> Short problem
The data below is to be returned in full and exactly.

> Data listing
━━━━━━
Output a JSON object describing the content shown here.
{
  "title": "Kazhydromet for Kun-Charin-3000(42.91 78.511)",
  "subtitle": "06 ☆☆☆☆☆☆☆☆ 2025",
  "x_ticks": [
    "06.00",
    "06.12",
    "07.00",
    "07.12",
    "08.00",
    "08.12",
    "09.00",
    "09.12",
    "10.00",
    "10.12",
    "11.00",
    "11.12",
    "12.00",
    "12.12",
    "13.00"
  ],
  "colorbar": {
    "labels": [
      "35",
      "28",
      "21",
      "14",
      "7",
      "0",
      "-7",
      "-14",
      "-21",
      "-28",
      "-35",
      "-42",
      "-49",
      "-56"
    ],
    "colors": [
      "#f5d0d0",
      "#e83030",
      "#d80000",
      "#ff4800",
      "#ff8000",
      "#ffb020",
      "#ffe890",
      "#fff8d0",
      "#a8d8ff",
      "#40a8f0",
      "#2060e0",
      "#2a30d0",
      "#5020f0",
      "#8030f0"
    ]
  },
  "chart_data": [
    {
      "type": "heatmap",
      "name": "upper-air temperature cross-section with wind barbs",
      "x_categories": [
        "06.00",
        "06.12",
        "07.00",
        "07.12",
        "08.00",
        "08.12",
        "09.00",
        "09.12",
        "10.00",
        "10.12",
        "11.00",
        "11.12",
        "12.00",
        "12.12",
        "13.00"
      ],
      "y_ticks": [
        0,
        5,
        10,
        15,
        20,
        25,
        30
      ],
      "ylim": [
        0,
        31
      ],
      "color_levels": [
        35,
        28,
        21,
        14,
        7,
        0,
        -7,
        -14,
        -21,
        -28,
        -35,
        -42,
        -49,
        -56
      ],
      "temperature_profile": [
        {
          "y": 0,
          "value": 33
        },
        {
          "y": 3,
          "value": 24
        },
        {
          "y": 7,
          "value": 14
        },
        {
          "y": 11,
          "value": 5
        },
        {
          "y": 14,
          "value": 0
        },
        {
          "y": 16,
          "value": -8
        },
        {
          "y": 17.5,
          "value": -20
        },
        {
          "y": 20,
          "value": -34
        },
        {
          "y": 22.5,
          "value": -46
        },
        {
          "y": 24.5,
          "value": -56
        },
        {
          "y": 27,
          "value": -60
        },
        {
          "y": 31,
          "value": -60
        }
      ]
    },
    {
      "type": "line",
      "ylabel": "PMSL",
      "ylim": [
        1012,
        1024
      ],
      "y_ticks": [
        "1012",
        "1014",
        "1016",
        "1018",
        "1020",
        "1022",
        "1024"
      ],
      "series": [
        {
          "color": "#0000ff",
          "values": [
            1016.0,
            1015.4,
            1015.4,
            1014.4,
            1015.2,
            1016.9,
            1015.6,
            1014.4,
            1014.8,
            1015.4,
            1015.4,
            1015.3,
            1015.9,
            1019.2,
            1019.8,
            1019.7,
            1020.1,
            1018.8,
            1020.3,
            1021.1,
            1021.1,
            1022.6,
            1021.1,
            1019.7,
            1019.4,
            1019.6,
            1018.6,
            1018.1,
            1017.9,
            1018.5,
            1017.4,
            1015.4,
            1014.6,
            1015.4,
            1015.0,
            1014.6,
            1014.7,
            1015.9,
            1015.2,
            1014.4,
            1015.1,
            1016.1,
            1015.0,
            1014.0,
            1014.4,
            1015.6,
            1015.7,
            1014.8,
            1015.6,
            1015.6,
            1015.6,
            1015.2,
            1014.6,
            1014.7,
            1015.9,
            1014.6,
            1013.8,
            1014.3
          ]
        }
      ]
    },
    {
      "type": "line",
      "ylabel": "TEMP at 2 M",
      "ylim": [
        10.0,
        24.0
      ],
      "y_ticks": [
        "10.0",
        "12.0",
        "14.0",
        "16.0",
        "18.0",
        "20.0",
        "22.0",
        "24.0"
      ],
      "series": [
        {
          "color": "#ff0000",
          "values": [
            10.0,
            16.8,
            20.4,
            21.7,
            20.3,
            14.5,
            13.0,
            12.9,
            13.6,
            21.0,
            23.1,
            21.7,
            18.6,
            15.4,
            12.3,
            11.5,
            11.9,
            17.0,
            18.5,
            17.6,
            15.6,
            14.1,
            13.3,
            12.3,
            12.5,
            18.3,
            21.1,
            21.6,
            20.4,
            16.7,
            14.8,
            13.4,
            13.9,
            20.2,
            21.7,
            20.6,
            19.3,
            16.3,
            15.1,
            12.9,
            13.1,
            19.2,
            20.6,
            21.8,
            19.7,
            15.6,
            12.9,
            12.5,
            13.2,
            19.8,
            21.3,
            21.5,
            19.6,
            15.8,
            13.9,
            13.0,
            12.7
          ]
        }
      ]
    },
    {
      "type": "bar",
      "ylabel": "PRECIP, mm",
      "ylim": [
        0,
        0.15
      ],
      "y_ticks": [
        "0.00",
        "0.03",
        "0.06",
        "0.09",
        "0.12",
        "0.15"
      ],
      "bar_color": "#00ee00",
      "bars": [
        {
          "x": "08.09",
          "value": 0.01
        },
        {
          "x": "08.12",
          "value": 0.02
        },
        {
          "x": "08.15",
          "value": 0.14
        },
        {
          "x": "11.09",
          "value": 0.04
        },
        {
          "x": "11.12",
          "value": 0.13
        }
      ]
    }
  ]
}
━━━━━━
> Finished exercise
Output a JSON object describing the content shown here.
{
  "title": "Kazhydromet for Kun-Charin-3000(42.91 78.511)",
  "subtitle": "06 ☆☆☆☆☆☆☆☆ 2025",
  "x_ticks": [
    "06.00",
    "06.12",
    "07.00",
    "07.12",
    "08.00",
    "08.12",
    "09.00",
    "09.12",
    "10.00",
    "10.12",
    "11.00",
    "11.12",
    "12.00",
    "12.12",
    "13.00"
  ],
  "colorbar": {
    "labels": [
      "35",
      "28",
      "21",
      "14",
      "7",
      "0",
      "-7",
      "-14",
      "-21",
      "-28",
      "-35",
      "-42",
      "-49",
      "-56"
    ],
    "colors": [
      "#f5d0d0",
      "#e83030",
      "#d80000",
      "#ff4800",
      "#ff8000",
      "#ffb020",
      "#ffe890",
      "#fff8d0",
      "#a8d8ff",
      "#40a8f0",
      "#2060e0",
      "#2a30d0",
      "#5020f0",
      "#8030f0"
    ]
  },
  "chart_data": [
    {
      "type": "heatmap",
      "name": "upper-air temperature cross-section with wind barbs",
      "x_categories": [
        "06.00",
        "06.12",
        "07.00",
        "07.12",
        "08.00",
        "08.12",
        "09.00",
        "09.12",
        "10.00",
        "10.12",
        "11.00",
        "11.12",
        "12.00",
        "12.12",
        "13.00"
      ],
      "y_ticks": [
        0,
        5,
        10,
        15,
        20,
        25,
        30
      ],
      "ylim": [
        0,
        31
      ],
      "color_levels": [
        35,
        28,
        21,
        14,
        7,
        0,
        -7,
        -14,
        -21,
        -28,
        -35,
        -42,
        -49,
        -56
      ],
      "temperature_profile": [
        {
          "y": 0,
          "value": 33
        },
        {
          "y": 3,
          "value": 24
        },
        {
          "y": 7,
          "value": 14
        },
        {
          "y": 11,
          "value": 5
        },
        {
          "y": 14,
          "value": 0
        },
        {
          "y": 16,
          "value": -8
        },
        {
          "y": 17.5,
          "value": -20
        },
        {
          "y": 20,
          "value": -34
        },
        {
          "y": 22.5,
          "value": -46
        },
        {
          "y": 24.5,
          "value": -56
        },
        {
          "y": 27,
          "value": -60
        },
        {
          "y": 31,
          "value": -60
        }
      ]
    },
    {
      "type": "line",
      "ylabel": "PMSL",
      "ylim": [
        1012,
        1024
      ],
      "y_ticks": [
        "1012",
        "1014",
        "1016",
        "1018",
        "1020",
        "1022",
        "1024"
      ],
      "series": [
        {
          "color": "#0000ff",
          "values": [
            1016.0,
            1015.4,
            1015.4,
            1014.4,
            1015.2,
            1016.9,
            1015.6,
            1014.4,
            1014.8,
            1015.4,
            1015.4,
            1015.3,
            1015.9,
            1019.2,
            1019.8,
            1019.7,
            1020.1,
            1018.8,
            1020.3,
            1021.1,
            1021.1,
            1022.6,
            1021.1,
            1019.7,
            1019.4,
            1019.6,
            1018.6,
            1018.1,
            1017.9,
            1018.5,
            1017.4,
            1015.4,
            1014.6,
            1015.4,
            1015.0,
            1014.6,
            1014.7,
            1015.9,
            1015.2,
            1014.4,
            1015.1,
            1016.1,
            1015.0,
            1014.0,
            1014.4,
            1015.6,
            1015.7,
            1014.8,
            1015.6,
            1015.6,
            1015.6,
            1015.2,
            1014.6,
            1014.7,
            1015.9,
            1014.6,
            1013.8,
            1014.3
          ]
        }
      ]
    },
    {
      "type": "line",
      "ylabel": "TEMP at 2 M",
      "ylim": [
        10.0,
        24.0
      ],
      "y_ticks": [
        "10.0",
        "12.0",
        "14.0",
        "16.0",
        "18.0",
        "20.0",
        "22.0",
        "24.0"
      ],
      "series": [
        {
          "color": "#ff0000",
          "values": [
            10.0,
            16.8,
            20.4,
            21.7,
            20.3,
            14.5,
            13.0,
            12.9,
            13.6,
            21.0,
            23.1,
            21.7,
            18.6,
            15.4,
            12.3,
            11.5,
            11.9,
            17.0,
            18.5,
            17.6,
            15.6,
            14.1,
            13.3,
            12.3,
            12.5,
            18.3,
            21.1,
            21.6,
            20.4,
            16.7,
            14.8,
            13.4,
            13.9,
            20.2,
            21.7,
            20.6,
            19.3,
            16.3,
            15.1,
            12.9,
            13.1,
            19.2,
            20.6,
            21.8,
            19.7,
            15.6,
            12.9,
            12.5,
            13.2,
            19.8,
            21.3,
            21.5,
            19.6,
            15.8,
            13.9,
            13.0,
            12.7
          ]
        }
      ]
    },
    {
      "type": "bar",
      "ylabel": "PRECIP, mm",
      "ylim": [
        0,
        0.15
      ],
      "y_ticks": [
        "0.00",
        "0.03",
        "0.06",
        "0.09",
        "0.12",
        "0.15"
      ],
      "bar_color": "#00ee00",
      "bars": [
        {
          "x": "08.09",
          "value": 0.01
        },
        {
          "x": "08.12",
          "value": 0.02
        },
        {
          "x": "08.15",
          "value": 0.14
        },
        {
          "x": "11.09",
          "value": 0.04
        },
        {
          "x": "11.12",
          "value": 0.13
        }
      ]
    }
  ]
}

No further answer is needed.